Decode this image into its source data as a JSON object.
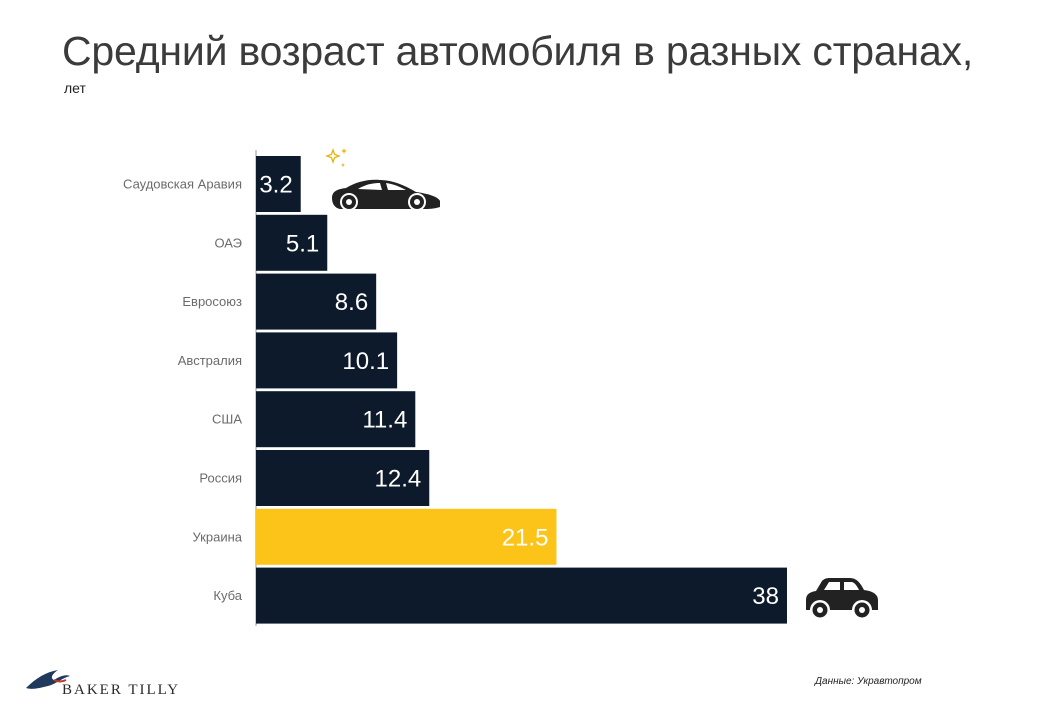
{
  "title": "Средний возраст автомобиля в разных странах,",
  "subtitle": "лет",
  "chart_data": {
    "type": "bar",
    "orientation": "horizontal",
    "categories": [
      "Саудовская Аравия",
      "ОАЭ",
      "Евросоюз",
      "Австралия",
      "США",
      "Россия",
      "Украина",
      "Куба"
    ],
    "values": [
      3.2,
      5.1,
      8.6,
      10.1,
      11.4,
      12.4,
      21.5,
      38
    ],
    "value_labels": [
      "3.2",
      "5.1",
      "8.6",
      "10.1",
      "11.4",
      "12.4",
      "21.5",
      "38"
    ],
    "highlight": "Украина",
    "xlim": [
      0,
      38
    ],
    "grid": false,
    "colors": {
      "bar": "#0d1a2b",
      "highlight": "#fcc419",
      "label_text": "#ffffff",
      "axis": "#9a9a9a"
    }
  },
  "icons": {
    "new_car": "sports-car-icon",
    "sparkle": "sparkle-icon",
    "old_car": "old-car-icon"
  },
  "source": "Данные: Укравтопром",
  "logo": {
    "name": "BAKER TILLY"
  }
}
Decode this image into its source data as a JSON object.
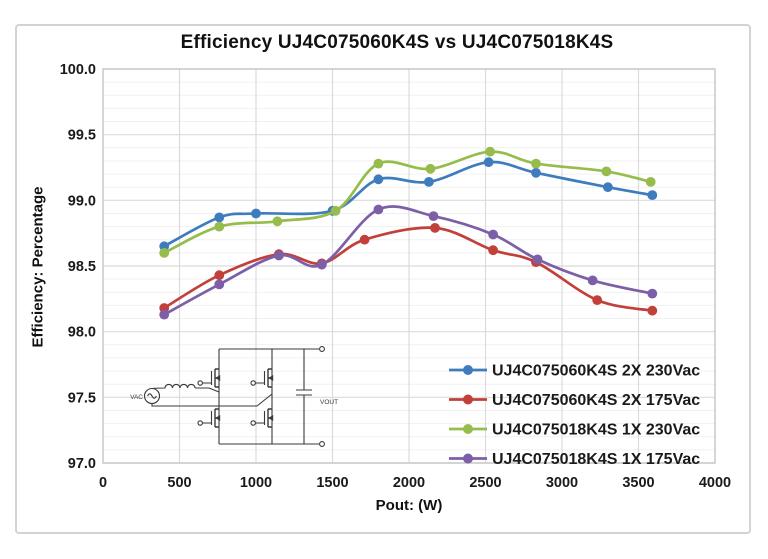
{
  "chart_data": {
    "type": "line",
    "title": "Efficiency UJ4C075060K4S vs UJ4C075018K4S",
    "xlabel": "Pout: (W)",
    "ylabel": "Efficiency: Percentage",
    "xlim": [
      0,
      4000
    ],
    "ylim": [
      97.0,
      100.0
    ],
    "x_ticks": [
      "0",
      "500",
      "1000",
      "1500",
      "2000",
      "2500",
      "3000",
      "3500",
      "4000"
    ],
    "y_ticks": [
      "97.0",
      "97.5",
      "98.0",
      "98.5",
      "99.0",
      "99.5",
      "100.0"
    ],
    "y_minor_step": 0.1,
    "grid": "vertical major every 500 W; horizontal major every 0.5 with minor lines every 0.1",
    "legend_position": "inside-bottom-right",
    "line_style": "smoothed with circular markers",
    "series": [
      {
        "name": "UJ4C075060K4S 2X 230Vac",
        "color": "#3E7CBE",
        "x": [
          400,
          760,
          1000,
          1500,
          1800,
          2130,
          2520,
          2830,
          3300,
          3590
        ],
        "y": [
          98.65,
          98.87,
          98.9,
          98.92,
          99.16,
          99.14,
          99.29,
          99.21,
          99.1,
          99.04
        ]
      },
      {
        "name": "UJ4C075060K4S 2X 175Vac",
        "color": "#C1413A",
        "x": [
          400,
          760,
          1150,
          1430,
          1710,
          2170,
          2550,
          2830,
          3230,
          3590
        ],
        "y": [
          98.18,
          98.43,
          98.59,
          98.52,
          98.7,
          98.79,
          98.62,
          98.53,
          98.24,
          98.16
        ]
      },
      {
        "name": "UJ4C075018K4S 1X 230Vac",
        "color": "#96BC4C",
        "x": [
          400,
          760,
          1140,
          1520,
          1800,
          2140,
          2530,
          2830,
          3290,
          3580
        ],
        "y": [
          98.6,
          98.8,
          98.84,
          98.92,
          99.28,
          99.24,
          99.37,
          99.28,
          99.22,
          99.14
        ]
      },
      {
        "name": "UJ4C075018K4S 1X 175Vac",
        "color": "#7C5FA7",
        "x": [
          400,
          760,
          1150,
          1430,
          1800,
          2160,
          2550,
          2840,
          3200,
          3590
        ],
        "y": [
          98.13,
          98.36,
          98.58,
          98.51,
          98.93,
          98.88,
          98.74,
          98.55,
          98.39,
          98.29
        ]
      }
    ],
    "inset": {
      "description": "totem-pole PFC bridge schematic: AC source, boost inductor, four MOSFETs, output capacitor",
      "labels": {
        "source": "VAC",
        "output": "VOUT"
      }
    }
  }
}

EXERCISE DETAILS: Copy out each line word for word, please, skipping the images.

EXERCISE OUTPUT:
Decode this image into its source data as a JSON object.
{
  "title": "Средний возраст автомобиля в разных странах,",
  "subtitle": "лет",
  "chart_data": {
    "type": "bar",
    "orientation": "horizontal",
    "categories": [
      "Саудовская Аравия",
      "ОАЭ",
      "Евросоюз",
      "Австралия",
      "США",
      "Россия",
      "Украина",
      "Куба"
    ],
    "values": [
      3.2,
      5.1,
      8.6,
      10.1,
      11.4,
      12.4,
      21.5,
      38
    ],
    "value_labels": [
      "3.2",
      "5.1",
      "8.6",
      "10.1",
      "11.4",
      "12.4",
      "21.5",
      "38"
    ],
    "highlight": "Украина",
    "xlim": [
      0,
      38
    ],
    "grid": false,
    "colors": {
      "bar": "#0d1a2b",
      "highlight": "#fcc419",
      "label_text": "#ffffff",
      "axis": "#9a9a9a"
    }
  },
  "icons": {
    "new_car": "sports-car-icon",
    "sparkle": "sparkle-icon",
    "old_car": "old-car-icon"
  },
  "source": "Данные: Укравтопром",
  "logo": {
    "name": "BAKER TILLY"
  }
}
Decode this image into its source data as a JSON object.
{
  "chart_data": {
    "type": "line",
    "title": "Efficiency UJ4C075060K4S vs UJ4C075018K4S",
    "xlabel": "Pout: (W)",
    "ylabel": "Efficiency: Percentage",
    "xlim": [
      0,
      4000
    ],
    "ylim": [
      97.0,
      100.0
    ],
    "x_ticks": [
      "0",
      "500",
      "1000",
      "1500",
      "2000",
      "2500",
      "3000",
      "3500",
      "4000"
    ],
    "y_ticks": [
      "97.0",
      "97.5",
      "98.0",
      "98.5",
      "99.0",
      "99.5",
      "100.0"
    ],
    "y_minor_step": 0.1,
    "grid": "vertical major every 500 W; horizontal major every 0.5 with minor lines every 0.1",
    "legend_position": "inside-bottom-right",
    "line_style": "smoothed with circular markers",
    "series": [
      {
        "name": "UJ4C075060K4S 2X 230Vac",
        "color": "#3E7CBE",
        "x": [
          400,
          760,
          1000,
          1500,
          1800,
          2130,
          2520,
          2830,
          3300,
          3590
        ],
        "y": [
          98.65,
          98.87,
          98.9,
          98.92,
          99.16,
          99.14,
          99.29,
          99.21,
          99.1,
          99.04
        ]
      },
      {
        "name": "UJ4C075060K4S 2X 175Vac",
        "color": "#C1413A",
        "x": [
          400,
          760,
          1150,
          1430,
          1710,
          2170,
          2550,
          2830,
          3230,
          3590
        ],
        "y": [
          98.18,
          98.43,
          98.59,
          98.52,
          98.7,
          98.79,
          98.62,
          98.53,
          98.24,
          98.16
        ]
      },
      {
        "name": "UJ4C075018K4S 1X 230Vac",
        "color": "#96BC4C",
        "x": [
          400,
          760,
          1140,
          1520,
          1800,
          2140,
          2530,
          2830,
          3290,
          3580
        ],
        "y": [
          98.6,
          98.8,
          98.84,
          98.92,
          99.28,
          99.24,
          99.37,
          99.28,
          99.22,
          99.14
        ]
      },
      {
        "name": "UJ4C075018K4S 1X 175Vac",
        "color": "#7C5FA7",
        "x": [
          400,
          760,
          1150,
          1430,
          1800,
          2160,
          2550,
          2840,
          3200,
          3590
        ],
        "y": [
          98.13,
          98.36,
          98.58,
          98.51,
          98.93,
          98.88,
          98.74,
          98.55,
          98.39,
          98.29
        ]
      }
    ],
    "inset": {
      "description": "totem-pole PFC bridge schematic: AC source, boost inductor, four MOSFETs, output capacitor",
      "labels": {
        "source": "VAC",
        "output": "VOUT"
      }
    }
  }
}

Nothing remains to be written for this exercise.